───── The data

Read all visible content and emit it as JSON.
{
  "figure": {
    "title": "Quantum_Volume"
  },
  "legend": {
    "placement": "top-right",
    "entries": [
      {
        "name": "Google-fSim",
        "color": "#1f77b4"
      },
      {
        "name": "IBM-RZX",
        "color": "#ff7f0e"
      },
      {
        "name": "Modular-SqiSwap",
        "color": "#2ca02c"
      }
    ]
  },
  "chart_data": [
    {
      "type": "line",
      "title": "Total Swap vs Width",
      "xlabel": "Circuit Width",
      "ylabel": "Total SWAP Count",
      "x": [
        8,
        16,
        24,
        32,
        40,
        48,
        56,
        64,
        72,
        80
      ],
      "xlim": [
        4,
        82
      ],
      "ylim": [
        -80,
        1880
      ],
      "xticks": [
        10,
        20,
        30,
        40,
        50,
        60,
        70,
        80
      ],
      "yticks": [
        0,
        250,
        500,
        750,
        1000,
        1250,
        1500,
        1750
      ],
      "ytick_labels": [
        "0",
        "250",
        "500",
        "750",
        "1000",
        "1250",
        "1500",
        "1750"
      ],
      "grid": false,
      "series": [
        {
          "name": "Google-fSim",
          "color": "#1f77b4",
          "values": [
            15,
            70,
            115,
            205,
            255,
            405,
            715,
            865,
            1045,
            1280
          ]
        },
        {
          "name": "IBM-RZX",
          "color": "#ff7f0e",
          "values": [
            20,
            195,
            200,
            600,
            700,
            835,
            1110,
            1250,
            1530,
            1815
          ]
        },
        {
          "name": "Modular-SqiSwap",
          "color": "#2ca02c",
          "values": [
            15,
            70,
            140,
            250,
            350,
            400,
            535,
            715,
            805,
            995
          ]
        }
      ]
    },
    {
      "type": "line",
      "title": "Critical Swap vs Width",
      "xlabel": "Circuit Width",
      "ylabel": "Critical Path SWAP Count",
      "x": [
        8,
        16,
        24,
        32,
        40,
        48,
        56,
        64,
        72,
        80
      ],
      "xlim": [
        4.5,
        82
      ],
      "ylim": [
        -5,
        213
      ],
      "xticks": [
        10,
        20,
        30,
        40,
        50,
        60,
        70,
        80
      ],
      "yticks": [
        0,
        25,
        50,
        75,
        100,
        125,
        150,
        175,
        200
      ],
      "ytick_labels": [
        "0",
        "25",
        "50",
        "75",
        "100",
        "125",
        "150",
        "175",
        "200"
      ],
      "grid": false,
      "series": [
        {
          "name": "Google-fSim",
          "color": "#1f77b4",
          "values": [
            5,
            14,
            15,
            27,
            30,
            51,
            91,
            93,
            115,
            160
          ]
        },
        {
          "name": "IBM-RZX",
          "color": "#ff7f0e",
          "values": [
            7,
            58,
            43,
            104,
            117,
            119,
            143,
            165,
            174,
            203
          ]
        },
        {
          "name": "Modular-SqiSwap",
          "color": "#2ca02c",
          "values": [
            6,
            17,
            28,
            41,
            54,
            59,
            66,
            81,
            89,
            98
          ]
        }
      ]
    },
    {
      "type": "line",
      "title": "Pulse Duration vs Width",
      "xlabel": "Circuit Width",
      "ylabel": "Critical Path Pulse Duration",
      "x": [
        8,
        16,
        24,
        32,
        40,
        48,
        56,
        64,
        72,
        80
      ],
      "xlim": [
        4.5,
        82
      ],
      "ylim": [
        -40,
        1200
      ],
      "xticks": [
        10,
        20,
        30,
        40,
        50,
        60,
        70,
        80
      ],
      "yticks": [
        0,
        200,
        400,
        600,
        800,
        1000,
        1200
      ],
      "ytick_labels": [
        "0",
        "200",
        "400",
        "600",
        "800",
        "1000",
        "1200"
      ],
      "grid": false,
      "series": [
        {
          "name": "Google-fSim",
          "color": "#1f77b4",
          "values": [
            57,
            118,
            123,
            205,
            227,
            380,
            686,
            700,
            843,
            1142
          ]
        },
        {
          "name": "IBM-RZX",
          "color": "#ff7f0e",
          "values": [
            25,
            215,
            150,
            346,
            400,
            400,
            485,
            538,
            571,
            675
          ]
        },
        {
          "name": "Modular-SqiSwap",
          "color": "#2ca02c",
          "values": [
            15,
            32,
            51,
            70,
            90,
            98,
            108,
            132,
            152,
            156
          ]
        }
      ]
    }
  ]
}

──────────

Do this: Every entry should be printed again exactly as it stands.

Solution:
Read all visible content and emit it as JSON.
{
  "figure": {
    "title": "Quantum_Volume"
  },
  "legend": {
    "placement": "top-right",
    "entries": [
      {
        "name": "Google-fSim",
        "color": "#1f77b4"
      },
      {
        "name": "IBM-RZX",
        "color": "#ff7f0e"
      },
      {
        "name": "Modular-SqiSwap",
        "color": "#2ca02c"
      }
    ]
  },
  "chart_data": [
    {
      "type": "line",
      "title": "Total Swap vs Width",
      "xlabel": "Circuit Width",
      "ylabel": "Total SWAP Count",
      "x": [
        8,
        16,
        24,
        32,
        40,
        48,
        56,
        64,
        72,
        80
      ],
      "xlim": [
        4,
        82
      ],
      "ylim": [
        -80,
        1880
      ],
      "xticks": [
        10,
        20,
        30,
        40,
        50,
        60,
        70,
        80
      ],
      "yticks": [
        0,
        250,
        500,
        750,
        1000,
        1250,
        1500,
        1750
      ],
      "ytick_labels": [
        "0",
        "250",
        "500",
        "750",
        "1000",
        "1250",
        "1500",
        "1750"
      ],
      "grid": false,
      "series": [
        {
          "name": "Google-fSim",
          "color": "#1f77b4",
          "values": [
            15,
            70,
            115,
            205,
            255,
            405,
            715,
            865,
            1045,
            1280
          ]
        },
        {
          "name": "IBM-RZX",
          "color": "#ff7f0e",
          "values": [
            20,
            195,
            200,
            600,
            700,
            835,
            1110,
            1250,
            1530,
            1815
          ]
        },
        {
          "name": "Modular-SqiSwap",
          "color": "#2ca02c",
          "values": [
            15,
            70,
            140,
            250,
            350,
            400,
            535,
            715,
            805,
            995
          ]
        }
      ]
    },
    {
      "type": "line",
      "title": "Critical Swap vs Width",
      "xlabel": "Circuit Width",
      "ylabel": "Critical Path SWAP Count",
      "x": [
        8,
        16,
        24,
        32,
        40,
        48,
        56,
        64,
        72,
        80
      ],
      "xlim": [
        4.5,
        82
      ],
      "ylim": [
        -5,
        213
      ],
      "xticks": [
        10,
        20,
        30,
        40,
        50,
        60,
        70,
        80
      ],
      "yticks": [
        0,
        25,
        50,
        75,
        100,
        125,
        150,
        175,
        200
      ],
      "ytick_labels": [
        "0",
        "25",
        "50",
        "75",
        "100",
        "125",
        "150",
        "175",
        "200"
      ],
      "grid": false,
      "series": [
        {
          "name": "Google-fSim",
          "color": "#1f77b4",
          "values": [
            5,
            14,
            15,
            27,
            30,
            51,
            91,
            93,
            115,
            160
          ]
        },
        {
          "name": "IBM-RZX",
          "color": "#ff7f0e",
          "values": [
            7,
            58,
            43,
            104,
            117,
            119,
            143,
            165,
            174,
            203
          ]
        },
        {
          "name": "Modular-SqiSwap",
          "color": "#2ca02c",
          "values": [
            6,
            17,
            28,
            41,
            54,
            59,
            66,
            81,
            89,
            98
          ]
        }
      ]
    },
    {
      "type": "line",
      "title": "Pulse Duration vs Width",
      "xlabel": "Circuit Width",
      "ylabel": "Critical Path Pulse Duration",
      "x": [
        8,
        16,
        24,
        32,
        40,
        48,
        56,
        64,
        72,
        80
      ],
      "xlim": [
        4.5,
        82
      ],
      "ylim": [
        -40,
        1200
      ],
      "xticks": [
        10,
        20,
        30,
        40,
        50,
        60,
        70,
        80
      ],
      "yticks": [
        0,
        200,
        400,
        600,
        800,
        1000,
        1200
      ],
      "ytick_labels": [
        "0",
        "200",
        "400",
        "600",
        "800",
        "1000",
        "1200"
      ],
      "grid": false,
      "series": [
        {
          "name": "Google-fSim",
          "color": "#1f77b4",
          "values": [
            57,
            118,
            123,
            205,
            227,
            380,
            686,
            700,
            843,
            1142
          ]
        },
        {
          "name": "IBM-RZX",
          "color": "#ff7f0e",
          "values": [
            25,
            215,
            150,
            346,
            400,
            400,
            485,
            538,
            571,
            675
          ]
        },
        {
          "name": "Modular-SqiSwap",
          "color": "#2ca02c",
          "values": [
            15,
            32,
            51,
            70,
            90,
            98,
            108,
            132,
            152,
            156
          ]
        }
      ]
    }
  ]
}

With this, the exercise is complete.